--- EXERCISE BRIEF ---
Exact transcription of the data below is required, without the images.

*** DATA IN THIS EXERCISE ***

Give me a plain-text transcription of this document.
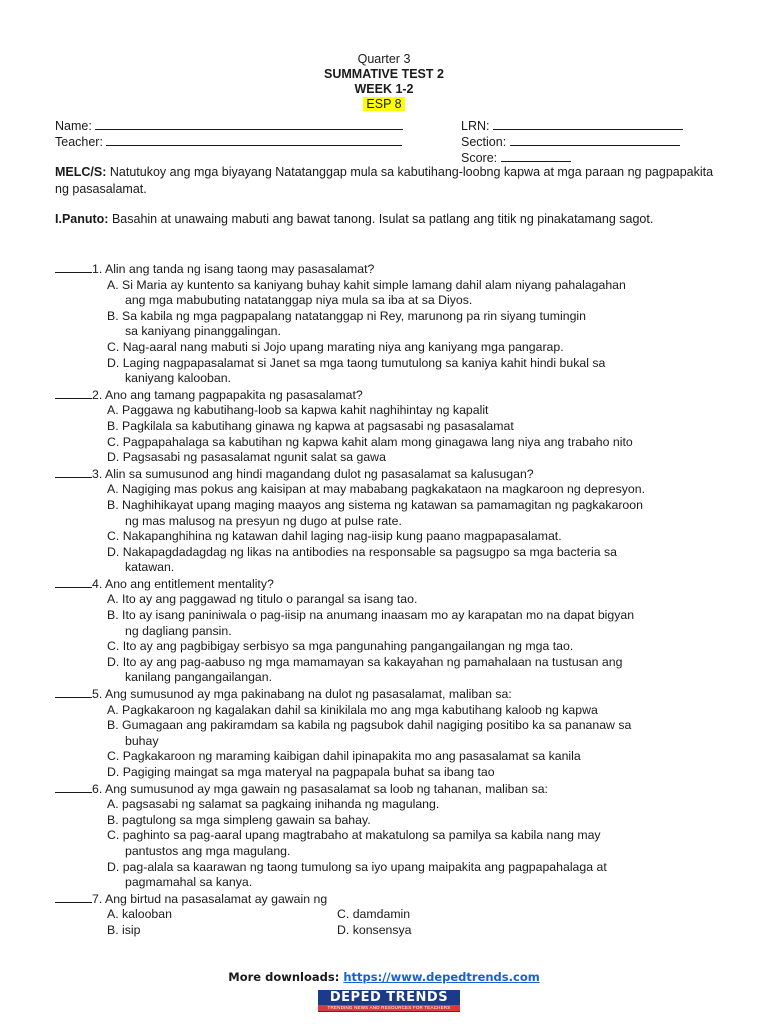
Quarter 3
SUMMATIVE TEST 2
WEEK 1-2
ESP 8
Name:
Teacher:
LRN:
Section:
Score:
MELC/S: Natutukoy ang mga biyayang Natatanggap mula sa kabutihang-loobng kapwa at mga paraan ng pagpapakita ng pasasalamat.
I.Panuto: Basahin at unawaing mabuti ang bawat tanong. Isulat sa patlang ang titik ng pinakatamang sagot.
1. Alin ang tanda ng isang taong may pasasalamat?
A. Si Maria ay kuntento sa kaniyang buhay kahit simple lamang dahil alam niyang pahalagahan
ang mga mabubuting natatanggap niya mula sa iba at sa Diyos.
B. Sa kabila ng mga pagpapalang natatanggap ni Rey, marunong pa rin siyang tumingin
sa kaniyang pinanggalingan.
C. Nag-aaral nang mabuti si Jojo upang marating niya ang kaniyang mga pangarap.
D. Laging nagpapasalamat si Janet sa mga taong tumutulong sa kaniya kahit hindi bukal sa
kaniyang kalooban.
2. Ano ang tamang pagpapakita ng pasasalamat?
A. Paggawa ng kabutihang-loob sa kapwa kahit naghihintay ng kapalit
B. Pagkilala sa kabutihang ginawa ng kapwa at pagsasabi ng pasasalamat
C. Pagpapahalaga sa kabutihan ng kapwa kahit alam mong ginagawa lang niya ang trabaho nito
D. Pagsasabi ng pasasalamat ngunit salat sa gawa
3. Alin sa sumusunod ang hindi magandang dulot ng pasasalamat sa kalusugan?
A. Nagiging mas pokus ang kaisipan at may mababang pagkakataon na magkaroon ng depresyon.
B. Naghihikayat upang maging maayos ang sistema ng katawan sa pamamagitan ng pagkakaroon
ng mas malusog na presyun ng dugo at pulse rate.
C. Nakapanghihina ng katawan dahil laging nag-iisip kung paano magpapasalamat.
D. Nakapagdadagdag ng likas na antibodies na responsable sa pagsugpo sa mga bacteria sa
katawan.
4. Ano ang entitlement mentality?
A. Ito ay ang paggawad ng titulo o parangal sa isang tao.
B. Ito ay isang paniniwala o pag-iisip na anumang inaasam mo ay karapatan mo na dapat bigyan
ng dagliang pansin.
C. Ito ay ang pagbibigay serbisyo sa mga pangunahing pangangailangan ng mga tao.
D. Ito ay ang pag-aabuso ng mga mamamayan sa kakayahan ng pamahalaan na tustusan ang
kanilang pangangailangan.
5. Ang sumusunod ay mga pakinabang na dulot ng pasasalamat, maliban sa:
A. Pagkakaroon ng kagalakan dahil sa kinikilala mo ang mga kabutihang kaloob ng kapwa
B. Gumagaan ang pakiramdam sa kabila ng pagsubok dahil nagiging positibo ka sa pananaw sa
buhay
C. Pagkakaroon ng maraming kaibigan dahil ipinapakita mo ang pasasalamat sa kanila
D. Pagiging maingat sa mga materyal na pagpapala buhat sa ibang tao
6. Ang sumusunod ay mga gawain ng pasasalamat sa loob ng tahanan, maliban sa:
A. pagsasabi ng salamat sa pagkaing inihanda ng magulang.
B. pagtulong sa mga simpleng gawain sa bahay.
C. paghinto sa pag-aaral upang magtrabaho at makatulong sa pamilya sa kabila nang may
pantustos ang mga magulang.
D. pag-alala sa kaarawan ng taong tumulong sa iyo upang maipakita ang pagpapahalaga at
pagmamahal sa kanya.
7. Ang birtud na pasasalamat ay gawain ng
A. kalooban	C. damdamin
B. isip	D. konsensya
More downloads: https://www.depedtrends.com
DEPED TRENDS
TRENDING NEWS AND RESOURCES FOR TEACHERS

***

--- EXERCISE RESULT ---
Give me a plain-text transcription of this document.
Quarter 3
SUMMATIVE TEST 2
WEEK 1-2
ESP 8
Name:
Teacher:
LRN:
Section:
Score:
MELC/S: Natutukoy ang mga biyayang Natatanggap mula sa kabutihang-loobng kapwa at mga paraan ng pagpapakita ng pasasalamat.
I.Panuto: Basahin at unawaing mabuti ang bawat tanong. Isulat sa patlang ang titik ng pinakatamang sagot.
1. Alin ang tanda ng isang taong may pasasalamat?
A. Si Maria ay kuntento sa kaniyang buhay kahit simple lamang dahil alam niyang pahalagahan
ang mga mabubuting natatanggap niya mula sa iba at sa Diyos.
B. Sa kabila ng mga pagpapalang natatanggap ni Rey, marunong pa rin siyang tumingin
sa kaniyang pinanggalingan.
C. Nag-aaral nang mabuti si Jojo upang marating niya ang kaniyang mga pangarap.
D. Laging nagpapasalamat si Janet sa mga taong tumutulong sa kaniya kahit hindi bukal sa
kaniyang kalooban.
2. Ano ang tamang pagpapakita ng pasasalamat?
A. Paggawa ng kabutihang-loob sa kapwa kahit naghihintay ng kapalit
B. Pagkilala sa kabutihang ginawa ng kapwa at pagsasabi ng pasasalamat
C. Pagpapahalaga sa kabutihan ng kapwa kahit alam mong ginagawa lang niya ang trabaho nito
D. Pagsasabi ng pasasalamat ngunit salat sa gawa
3. Alin sa sumusunod ang hindi magandang dulot ng pasasalamat sa kalusugan?
A. Nagiging mas pokus ang kaisipan at may mababang pagkakataon na magkaroon ng depresyon.
B. Naghihikayat upang maging maayos ang sistema ng katawan sa pamamagitan ng pagkakaroon
ng mas malusog na presyun ng dugo at pulse rate.
C. Nakapanghihina ng katawan dahil laging nag-iisip kung paano magpapasalamat.
D. Nakapagdadagdag ng likas na antibodies na responsable sa pagsugpo sa mga bacteria sa
katawan.
4. Ano ang entitlement mentality?
A. Ito ay ang paggawad ng titulo o parangal sa isang tao.
B. Ito ay isang paniniwala o pag-iisip na anumang inaasam mo ay karapatan mo na dapat bigyan
ng dagliang pansin.
C. Ito ay ang pagbibigay serbisyo sa mga pangunahing pangangailangan ng mga tao.
D. Ito ay ang pag-aabuso ng mga mamamayan sa kakayahan ng pamahalaan na tustusan ang
kanilang pangangailangan.
5. Ang sumusunod ay mga pakinabang na dulot ng pasasalamat, maliban sa:
A. Pagkakaroon ng kagalakan dahil sa kinikilala mo ang mga kabutihang kaloob ng kapwa
B. Gumagaan ang pakiramdam sa kabila ng pagsubok dahil nagiging positibo ka sa pananaw sa
buhay
C. Pagkakaroon ng maraming kaibigan dahil ipinapakita mo ang pasasalamat sa kanila
D. Pagiging maingat sa mga materyal na pagpapala buhat sa ibang tao
6. Ang sumusunod ay mga gawain ng pasasalamat sa loob ng tahanan, maliban sa:
A. pagsasabi ng salamat sa pagkaing inihanda ng magulang.
B. pagtulong sa mga simpleng gawain sa bahay.
C. paghinto sa pag-aaral upang magtrabaho at makatulong sa pamilya sa kabila nang may
pantustos ang mga magulang.
D. pag-alala sa kaarawan ng taong tumulong sa iyo upang maipakita ang pagpapahalaga at
pagmamahal sa kanya.
7. Ang birtud na pasasalamat ay gawain ng
A. kalooban	C. damdamin
B. isip	D. konsensya
More downloads: https://www.depedtrends.com
DEPED TRENDS
TRENDING NEWS AND RESOURCES FOR TEACHERS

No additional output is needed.